TASK DIRECTIONS: Please output every line of the material as it stands, without the pictures.
-- Start AVAILABLE RECORDS --
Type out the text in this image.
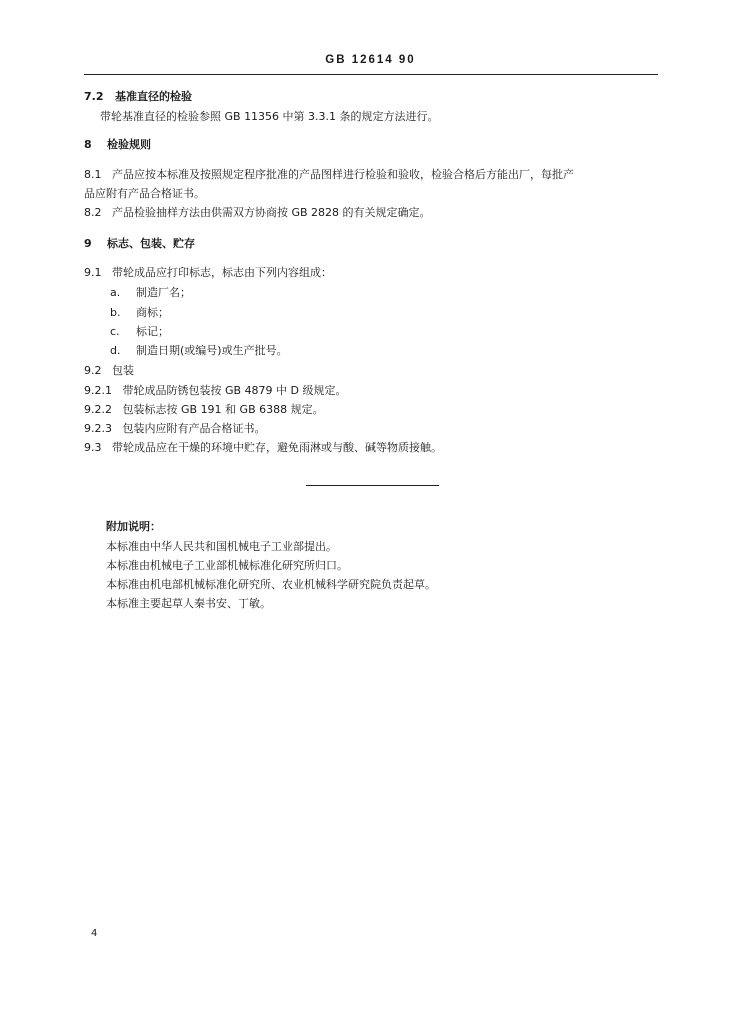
GB 12614 90
7.2 基准直径的检验
带轮基准直径的检验参照 GB 11356 中第 3.3.1 条的规定方法进行。
8 检验规则
8.1 产品应按本标准及按照规定程序批准的产品图样进行检验和验收，检验合格后方能出厂，每批产
品应附有产品合格证书。
8.2 产品检验抽样方法由供需双方协商按 GB 2828 的有关规定确定。
9 标志、包装、贮存
9.1 带轮成品应打印标志，标志由下列内容组成：
a. 制造厂名；
b. 商标；
c. 标记；
d. 制造日期(或编号)或生产批号。
9.2 包装
9.2.1 带轮成品防锈包装按 GB 4879 中 D 级规定。
9.2.2 包装标志按 GB 191 和 GB 6388 规定。
9.2.3 包装内应附有产品合格证书。
9.3 带轮成品应在干燥的环境中贮存，避免雨淋或与酸、碱等物质接触。
附加说明：
本标准由中华人民共和国机械电子工业部提出。
本标准由机械电子工业部机械标准化研究所归口。
本标准由机电部机械标准化研究所、农业机械科学研究院负责起草。
本标准主要起草人秦书安、丁敏。
4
-- End AVAILABLE RECORDS --
RESPONSE TO THE TASK:
Type out the text in this image.
GB 12614 90
7.2 基准直径的检验
带轮基准直径的检验参照 GB 11356 中第 3.3.1 条的规定方法进行。
8 检验规则
8.1 产品应按本标准及按照规定程序批准的产品图样进行检验和验收，检验合格后方能出厂，每批产
品应附有产品合格证书。
8.2 产品检验抽样方法由供需双方协商按 GB 2828 的有关规定确定。
9 标志、包装、贮存
9.1 带轮成品应打印标志，标志由下列内容组成：
a. 制造厂名；
b. 商标；
c. 标记；
d. 制造日期(或编号)或生产批号。
9.2 包装
9.2.1 带轮成品防锈包装按 GB 4879 中 D 级规定。
9.2.2 包装标志按 GB 191 和 GB 6388 规定。
9.2.3 包装内应附有产品合格证书。
9.3 带轮成品应在干燥的环境中贮存，避免雨淋或与酸、碱等物质接触。
附加说明：
本标准由中华人民共和国机械电子工业部提出。
本标准由机械电子工业部机械标准化研究所归口。
本标准由机电部机械标准化研究所、农业机械科学研究院负责起草。
本标准主要起草人秦书安、丁敏。
4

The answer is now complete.